Given task:
Seek out every line containing the word "temp", and copy each.
-- begin Exercise material --
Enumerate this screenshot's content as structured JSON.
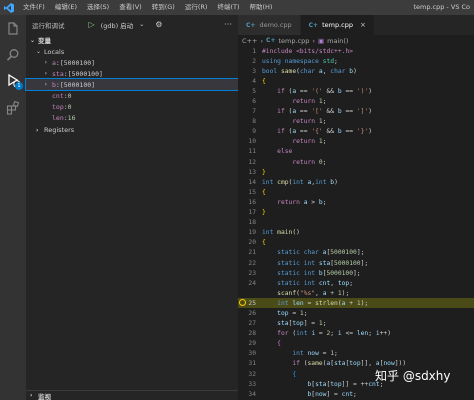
{
  "titlebar": {
    "logo_icon": "vscode-icon",
    "menu": [
      "文件(F)",
      "编辑(E)",
      "选择(S)",
      "查看(V)",
      "转到(G)",
      "运行(R)",
      "终端(T)",
      "帮助(H)"
    ],
    "window_title": "temp.cpp - VS Co"
  },
  "activitybar": {
    "icons": [
      "files-icon",
      "search-icon",
      "run-debug-icon",
      "extensions-icon"
    ],
    "badge": "1"
  },
  "sidebar": {
    "header_label": "运行和调试",
    "config_name": "(gdb) 启动",
    "variables_section": "变量",
    "locals_section": "Locals",
    "locals": [
      {
        "name": "a",
        "value": "[5000100]",
        "expandable": true,
        "selected": false
      },
      {
        "name": "sta",
        "value": "[5000100]",
        "expandable": true,
        "selected": false
      },
      {
        "name": "b",
        "value": "[5000100]",
        "expandable": true,
        "selected": true
      },
      {
        "name": "cnt",
        "value": "0",
        "expandable": false,
        "selected": false
      },
      {
        "name": "top",
        "value": "0",
        "expandable": false,
        "selected": false
      },
      {
        "name": "len",
        "value": "16",
        "expandable": false,
        "selected": false
      }
    ],
    "registers_section": "Registers",
    "watch_section": "监视"
  },
  "editor": {
    "tabs": [
      {
        "label": "demo.cpp",
        "active": false
      },
      {
        "label": "temp.cpp",
        "active": true
      }
    ],
    "breadcrumb": [
      "C++",
      "temp.cpp",
      "main()"
    ],
    "current_line": 25,
    "lines": [
      {
        "n": "1",
        "tokens": [
          [
            "#include <bits/stdc++.h>",
            "#c586c0"
          ]
        ]
      },
      {
        "n": "2",
        "tokens": [
          [
            "using namespace ",
            "#569cd6"
          ],
          [
            "std",
            "#4ec9b0"
          ],
          [
            ";",
            "#d4d4d4"
          ]
        ]
      },
      {
        "n": "3",
        "tokens": [
          [
            "bool ",
            "#569cd6"
          ],
          [
            "same",
            "#dcdcaa"
          ],
          [
            "(",
            "#d4d4d4"
          ],
          [
            "char ",
            "#569cd6"
          ],
          [
            "a",
            "#9cdcfe"
          ],
          [
            ", ",
            "#d4d4d4"
          ],
          [
            "char ",
            "#569cd6"
          ],
          [
            "b",
            "#9cdcfe"
          ],
          [
            ")",
            "#d4d4d4"
          ]
        ]
      },
      {
        "n": "4",
        "tokens": [
          [
            "{",
            "#ffd700"
          ]
        ]
      },
      {
        "n": "5",
        "tokens": [
          [
            "    if ",
            "#c586c0"
          ],
          [
            "(",
            "#d4d4d4"
          ],
          [
            "a",
            "#9cdcfe"
          ],
          [
            " == ",
            "#d4d4d4"
          ],
          [
            "'('",
            "#ce9178"
          ],
          [
            " && ",
            "#d4d4d4"
          ],
          [
            "b",
            "#9cdcfe"
          ],
          [
            " == ",
            "#d4d4d4"
          ],
          [
            "')'",
            "#ce9178"
          ],
          [
            ")",
            "#d4d4d4"
          ]
        ]
      },
      {
        "n": "6",
        "tokens": [
          [
            "        return ",
            "#c586c0"
          ],
          [
            "1",
            "#b5cea8"
          ],
          [
            ";",
            "#d4d4d4"
          ]
        ]
      },
      {
        "n": "7",
        "tokens": [
          [
            "    if ",
            "#c586c0"
          ],
          [
            "(",
            "#d4d4d4"
          ],
          [
            "a",
            "#9cdcfe"
          ],
          [
            " == ",
            "#d4d4d4"
          ],
          [
            "'['",
            "#ce9178"
          ],
          [
            " && ",
            "#d4d4d4"
          ],
          [
            "b",
            "#9cdcfe"
          ],
          [
            " == ",
            "#d4d4d4"
          ],
          [
            "']'",
            "#ce9178"
          ],
          [
            ")",
            "#d4d4d4"
          ]
        ]
      },
      {
        "n": "8",
        "tokens": [
          [
            "        return ",
            "#c586c0"
          ],
          [
            "1",
            "#b5cea8"
          ],
          [
            ";",
            "#d4d4d4"
          ]
        ]
      },
      {
        "n": "9",
        "tokens": [
          [
            "    if ",
            "#c586c0"
          ],
          [
            "(",
            "#d4d4d4"
          ],
          [
            "a",
            "#9cdcfe"
          ],
          [
            " == ",
            "#d4d4d4"
          ],
          [
            "'{'",
            "#ce9178"
          ],
          [
            " && ",
            "#d4d4d4"
          ],
          [
            "b",
            "#9cdcfe"
          ],
          [
            " == ",
            "#d4d4d4"
          ],
          [
            "'}'",
            "#ce9178"
          ],
          [
            ")",
            "#d4d4d4"
          ]
        ]
      },
      {
        "n": "10",
        "tokens": [
          [
            "        return ",
            "#c586c0"
          ],
          [
            "1",
            "#b5cea8"
          ],
          [
            ";",
            "#d4d4d4"
          ]
        ]
      },
      {
        "n": "11",
        "tokens": [
          [
            "    else",
            "#c586c0"
          ]
        ]
      },
      {
        "n": "12",
        "tokens": [
          [
            "        return ",
            "#c586c0"
          ],
          [
            "0",
            "#b5cea8"
          ],
          [
            ";",
            "#d4d4d4"
          ]
        ]
      },
      {
        "n": "13",
        "tokens": [
          [
            "}",
            "#ffd700"
          ]
        ]
      },
      {
        "n": "14",
        "tokens": [
          [
            "int ",
            "#569cd6"
          ],
          [
            "cmp",
            "#dcdcaa"
          ],
          [
            "(",
            "#d4d4d4"
          ],
          [
            "int ",
            "#569cd6"
          ],
          [
            "a",
            "#9cdcfe"
          ],
          [
            ",",
            "#d4d4d4"
          ],
          [
            "int ",
            "#569cd6"
          ],
          [
            "b",
            "#9cdcfe"
          ],
          [
            ")",
            "#d4d4d4"
          ]
        ]
      },
      {
        "n": "15",
        "tokens": [
          [
            "{",
            "#ffd700"
          ]
        ]
      },
      {
        "n": "16",
        "tokens": [
          [
            "    return ",
            "#c586c0"
          ],
          [
            "a",
            "#9cdcfe"
          ],
          [
            " > ",
            "#d4d4d4"
          ],
          [
            "b",
            "#9cdcfe"
          ],
          [
            ";",
            "#d4d4d4"
          ]
        ]
      },
      {
        "n": "17",
        "tokens": [
          [
            "}",
            "#ffd700"
          ]
        ]
      },
      {
        "n": "18",
        "tokens": []
      },
      {
        "n": "19",
        "tokens": [
          [
            "int ",
            "#569cd6"
          ],
          [
            "main",
            "#dcdcaa"
          ],
          [
            "()",
            "#d4d4d4"
          ]
        ]
      },
      {
        "n": "20",
        "tokens": [
          [
            "{",
            "#ffd700"
          ]
        ]
      },
      {
        "n": "21",
        "tokens": [
          [
            "    static ",
            "#569cd6"
          ],
          [
            "char ",
            "#569cd6"
          ],
          [
            "a",
            "#9cdcfe"
          ],
          [
            "[",
            "#d4d4d4"
          ],
          [
            "5000100",
            "#b5cea8"
          ],
          [
            "];",
            "#d4d4d4"
          ]
        ]
      },
      {
        "n": "22",
        "tokens": [
          [
            "    static ",
            "#569cd6"
          ],
          [
            "int ",
            "#569cd6"
          ],
          [
            "sta",
            "#9cdcfe"
          ],
          [
            "[",
            "#d4d4d4"
          ],
          [
            "5000100",
            "#b5cea8"
          ],
          [
            "];",
            "#d4d4d4"
          ]
        ]
      },
      {
        "n": "23",
        "tokens": [
          [
            "    static ",
            "#569cd6"
          ],
          [
            "int ",
            "#569cd6"
          ],
          [
            "b",
            "#9cdcfe"
          ],
          [
            "[",
            "#d4d4d4"
          ],
          [
            "5000100",
            "#b5cea8"
          ],
          [
            "];",
            "#d4d4d4"
          ]
        ]
      },
      {
        "n": "24",
        "tokens": [
          [
            "    static ",
            "#569cd6"
          ],
          [
            "int ",
            "#569cd6"
          ],
          [
            "cnt",
            "#9cdcfe"
          ],
          [
            ", ",
            "#d4d4d4"
          ],
          [
            "top",
            "#9cdcfe"
          ],
          [
            ";",
            "#d4d4d4"
          ]
        ]
      },
      {
        "n": "",
        "tokens": [
          [
            "    scanf",
            "#dcdcaa"
          ],
          [
            "(",
            "#d4d4d4"
          ],
          [
            "\"%s\"",
            "#ce9178"
          ],
          [
            ", ",
            "#d4d4d4"
          ],
          [
            "a",
            "#9cdcfe"
          ],
          [
            " + ",
            "#d4d4d4"
          ],
          [
            "1",
            "#b5cea8"
          ],
          [
            ");",
            "#d4d4d4"
          ]
        ]
      },
      {
        "n": "25",
        "tokens": [
          [
            "    int ",
            "#569cd6"
          ],
          [
            "len",
            "#9cdcfe"
          ],
          [
            " = ",
            "#d4d4d4"
          ],
          [
            "strlen",
            "#dcdcaa"
          ],
          [
            "(",
            "#d4d4d4"
          ],
          [
            "a",
            "#9cdcfe"
          ],
          [
            " + ",
            "#d4d4d4"
          ],
          [
            "1",
            "#b5cea8"
          ],
          [
            ");",
            "#d4d4d4"
          ]
        ]
      },
      {
        "n": "26",
        "tokens": [
          [
            "    top",
            "#9cdcfe"
          ],
          [
            " = ",
            "#d4d4d4"
          ],
          [
            "1",
            "#b5cea8"
          ],
          [
            ";",
            "#d4d4d4"
          ]
        ]
      },
      {
        "n": "27",
        "tokens": [
          [
            "    sta",
            "#9cdcfe"
          ],
          [
            "[",
            "#d4d4d4"
          ],
          [
            "top",
            "#9cdcfe"
          ],
          [
            "] = ",
            "#d4d4d4"
          ],
          [
            "1",
            "#b5cea8"
          ],
          [
            ";",
            "#d4d4d4"
          ]
        ]
      },
      {
        "n": "28",
        "tokens": [
          [
            "    for ",
            "#c586c0"
          ],
          [
            "(",
            "#d4d4d4"
          ],
          [
            "int ",
            "#569cd6"
          ],
          [
            "i",
            "#9cdcfe"
          ],
          [
            " = ",
            "#d4d4d4"
          ],
          [
            "2",
            "#b5cea8"
          ],
          [
            "; ",
            "#d4d4d4"
          ],
          [
            "i",
            "#9cdcfe"
          ],
          [
            " <= ",
            "#d4d4d4"
          ],
          [
            "len",
            "#9cdcfe"
          ],
          [
            "; ",
            "#d4d4d4"
          ],
          [
            "i",
            "#9cdcfe"
          ],
          [
            "++)",
            "#d4d4d4"
          ]
        ]
      },
      {
        "n": "29",
        "tokens": [
          [
            "    {",
            "#da70d6"
          ]
        ]
      },
      {
        "n": "30",
        "tokens": [
          [
            "        int ",
            "#569cd6"
          ],
          [
            "now",
            "#9cdcfe"
          ],
          [
            " = ",
            "#d4d4d4"
          ],
          [
            "1",
            "#b5cea8"
          ],
          [
            ";",
            "#d4d4d4"
          ]
        ]
      },
      {
        "n": "31",
        "tokens": [
          [
            "        if ",
            "#c586c0"
          ],
          [
            "(",
            "#d4d4d4"
          ],
          [
            "same",
            "#dcdcaa"
          ],
          [
            "(",
            "#d4d4d4"
          ],
          [
            "a",
            "#9cdcfe"
          ],
          [
            "[",
            "#d4d4d4"
          ],
          [
            "sta",
            "#9cdcfe"
          ],
          [
            "[",
            "#d4d4d4"
          ],
          [
            "top",
            "#9cdcfe"
          ],
          [
            "]], ",
            "#d4d4d4"
          ],
          [
            "a",
            "#9cdcfe"
          ],
          [
            "[",
            "#d4d4d4"
          ],
          [
            "now",
            "#9cdcfe"
          ],
          [
            "]))",
            "#d4d4d4"
          ]
        ]
      },
      {
        "n": "32",
        "tokens": [
          [
            "        {",
            "#179fff"
          ]
        ]
      },
      {
        "n": "33",
        "tokens": [
          [
            "            b",
            "#9cdcfe"
          ],
          [
            "[",
            "#d4d4d4"
          ],
          [
            "sta",
            "#9cdcfe"
          ],
          [
            "[",
            "#d4d4d4"
          ],
          [
            "top",
            "#9cdcfe"
          ],
          [
            "]] = ++",
            "#d4d4d4"
          ],
          [
            "cnt",
            "#9cdcfe"
          ],
          [
            ";",
            "#d4d4d4"
          ]
        ]
      },
      {
        "n": "34",
        "tokens": [
          [
            "            b",
            "#9cdcfe"
          ],
          [
            "[",
            "#d4d4d4"
          ],
          [
            "now",
            "#9cdcfe"
          ],
          [
            "] = ",
            "#d4d4d4"
          ],
          [
            "cnt",
            "#9cdcfe"
          ],
          [
            ";",
            "#d4d4d4"
          ]
        ]
      },
      {
        "n": "35",
        "tokens": [
          [
            "            sta",
            "#9cdcfe"
          ],
          [
            "[",
            "#d4d4d4"
          ],
          [
            "top",
            "#9cdcfe"
          ],
          [
            "--] = ",
            "#d4d4d4"
          ],
          [
            "0",
            "#b5cea8"
          ],
          [
            ";",
            "#d4d4d4"
          ]
        ]
      }
    ]
  },
  "watermark": "知乎 @sdxhy"
}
-- end Exercise material --
Output below:
    "window_title": "temp.cpp - VS Co"
        "label": "temp.cpp",
      "temp.cpp",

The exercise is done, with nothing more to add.